### [Exercise goal]
Output the data that follows exactly, line for line.

### [Records from a collection]
= = = = = = =

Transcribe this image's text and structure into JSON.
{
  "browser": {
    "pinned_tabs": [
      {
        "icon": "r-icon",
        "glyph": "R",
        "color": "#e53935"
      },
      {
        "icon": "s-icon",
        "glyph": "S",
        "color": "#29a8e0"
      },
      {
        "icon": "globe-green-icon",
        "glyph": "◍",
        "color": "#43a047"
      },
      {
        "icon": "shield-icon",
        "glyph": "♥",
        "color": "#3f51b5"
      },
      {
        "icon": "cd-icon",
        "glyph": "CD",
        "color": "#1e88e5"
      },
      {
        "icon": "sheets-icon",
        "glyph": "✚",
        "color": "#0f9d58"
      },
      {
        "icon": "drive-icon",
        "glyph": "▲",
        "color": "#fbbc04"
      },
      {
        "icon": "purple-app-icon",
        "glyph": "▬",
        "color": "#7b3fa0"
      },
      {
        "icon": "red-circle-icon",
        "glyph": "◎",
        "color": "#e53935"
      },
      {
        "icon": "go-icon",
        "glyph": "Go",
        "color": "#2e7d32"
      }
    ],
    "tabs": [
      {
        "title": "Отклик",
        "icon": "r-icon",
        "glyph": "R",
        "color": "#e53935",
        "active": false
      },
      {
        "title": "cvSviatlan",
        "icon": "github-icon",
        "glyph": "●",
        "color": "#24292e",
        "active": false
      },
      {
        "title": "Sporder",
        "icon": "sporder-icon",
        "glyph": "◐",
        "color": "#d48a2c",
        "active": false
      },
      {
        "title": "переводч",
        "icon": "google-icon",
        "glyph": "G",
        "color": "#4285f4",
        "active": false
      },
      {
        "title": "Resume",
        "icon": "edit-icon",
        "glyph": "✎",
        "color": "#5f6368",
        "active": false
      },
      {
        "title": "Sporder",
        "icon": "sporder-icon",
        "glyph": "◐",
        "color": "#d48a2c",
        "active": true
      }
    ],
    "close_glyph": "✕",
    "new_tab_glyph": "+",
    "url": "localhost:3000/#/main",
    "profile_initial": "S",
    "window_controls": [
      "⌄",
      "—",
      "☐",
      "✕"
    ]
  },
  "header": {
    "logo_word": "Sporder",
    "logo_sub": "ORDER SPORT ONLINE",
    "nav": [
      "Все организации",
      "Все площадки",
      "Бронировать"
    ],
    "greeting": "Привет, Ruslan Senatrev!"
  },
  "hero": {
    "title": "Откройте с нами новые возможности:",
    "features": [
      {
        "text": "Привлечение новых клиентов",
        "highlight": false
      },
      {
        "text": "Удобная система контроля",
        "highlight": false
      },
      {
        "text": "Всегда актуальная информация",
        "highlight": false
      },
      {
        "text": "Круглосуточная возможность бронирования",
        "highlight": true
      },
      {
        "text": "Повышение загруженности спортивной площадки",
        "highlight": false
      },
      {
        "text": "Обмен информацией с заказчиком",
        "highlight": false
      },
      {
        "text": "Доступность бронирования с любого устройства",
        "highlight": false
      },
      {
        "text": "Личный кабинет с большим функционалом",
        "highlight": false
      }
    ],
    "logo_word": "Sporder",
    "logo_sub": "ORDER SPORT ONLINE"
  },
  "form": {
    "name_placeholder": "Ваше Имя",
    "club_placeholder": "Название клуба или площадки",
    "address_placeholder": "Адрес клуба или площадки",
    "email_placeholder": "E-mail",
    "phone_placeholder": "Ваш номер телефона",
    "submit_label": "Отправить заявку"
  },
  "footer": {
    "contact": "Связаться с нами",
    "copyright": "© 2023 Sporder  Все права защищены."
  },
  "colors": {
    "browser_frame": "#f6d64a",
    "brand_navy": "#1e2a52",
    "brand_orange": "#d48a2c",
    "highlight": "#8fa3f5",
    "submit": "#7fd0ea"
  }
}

= = = = = = =

### [Output of the exercise]
Transcribe this image's text and structure into JSON.
{
  "browser": {
    "pinned_tabs": [
      {
        "icon": "r-icon",
        "glyph": "R",
        "color": "#e53935"
      },
      {
        "icon": "s-icon",
        "glyph": "S",
        "color": "#29a8e0"
      },
      {
        "icon": "globe-green-icon",
        "glyph": "◍",
        "color": "#43a047"
      },
      {
        "icon": "shield-icon",
        "glyph": "♥",
        "color": "#3f51b5"
      },
      {
        "icon": "cd-icon",
        "glyph": "CD",
        "color": "#1e88e5"
      },
      {
        "icon": "sheets-icon",
        "glyph": "✚",
        "color": "#0f9d58"
      },
      {
        "icon": "drive-icon",
        "glyph": "▲",
        "color": "#fbbc04"
      },
      {
        "icon": "purple-app-icon",
        "glyph": "▬",
        "color": "#7b3fa0"
      },
      {
        "icon": "red-circle-icon",
        "glyph": "◎",
        "color": "#e53935"
      },
      {
        "icon": "go-icon",
        "glyph": "Go",
        "color": "#2e7d32"
      }
    ],
    "tabs": [
      {
        "title": "Отклик",
        "icon": "r-icon",
        "glyph": "R",
        "color": "#e53935",
        "active": false
      },
      {
        "title": "cvSviatlan",
        "icon": "github-icon",
        "glyph": "●",
        "color": "#24292e",
        "active": false
      },
      {
        "title": "Sporder",
        "icon": "sporder-icon",
        "glyph": "◐",
        "color": "#d48a2c",
        "active": false
      },
      {
        "title": "переводч",
        "icon": "google-icon",
        "glyph": "G",
        "color": "#4285f4",
        "active": false
      },
      {
        "title": "Resume",
        "icon": "edit-icon",
        "glyph": "✎",
        "color": "#5f6368",
        "active": false
      },
      {
        "title": "Sporder",
        "icon": "sporder-icon",
        "glyph": "◐",
        "color": "#d48a2c",
        "active": true
      }
    ],
    "close_glyph": "✕",
    "new_tab_glyph": "+",
    "url": "localhost:3000/#/main",
    "profile_initial": "S",
    "window_controls": [
      "⌄",
      "—",
      "☐",
      "✕"
    ]
  },
  "header": {
    "logo_word": "Sporder",
    "logo_sub": "ORDER SPORT ONLINE",
    "nav": [
      "Все организации",
      "Все площадки",
      "Бронировать"
    ],
    "greeting": "Привет, Ruslan Senatrev!"
  },
  "hero": {
    "title": "Откройте с нами новые возможности:",
    "features": [
      {
        "text": "Привлечение новых клиентов",
        "highlight": false
      },
      {
        "text": "Удобная система контроля",
        "highlight": false
      },
      {
        "text": "Всегда актуальная информация",
        "highlight": false
      },
      {
        "text": "Круглосуточная возможность бронирования",
        "highlight": true
      },
      {
        "text": "Повышение загруженности спортивной площадки",
        "highlight": false
      },
      {
        "text": "Обмен информацией с заказчиком",
        "highlight": false
      },
      {
        "text": "Доступность бронирования с любого устройства",
        "highlight": false
      },
      {
        "text": "Личный кабинет с большим функционалом",
        "highlight": false
      }
    ],
    "logo_word": "Sporder",
    "logo_sub": "ORDER SPORT ONLINE"
  },
  "form": {
    "name_placeholder": "Ваше Имя",
    "club_placeholder": "Название клуба или площадки",
    "address_placeholder": "Адрес клуба или площадки",
    "email_placeholder": "E-mail",
    "phone_placeholder": "Ваш номер телефона",
    "submit_label": "Отправить заявку"
  },
  "footer": {
    "contact": "Связаться с нами",
    "copyright": "© 2023 Sporder  Все права защищены."
  },
  "colors": {
    "browser_frame": "#f6d64a",
    "brand_navy": "#1e2a52",
    "brand_orange": "#d48a2c",
    "highlight": "#8fa3f5",
    "submit": "#7fd0ea"
  }
}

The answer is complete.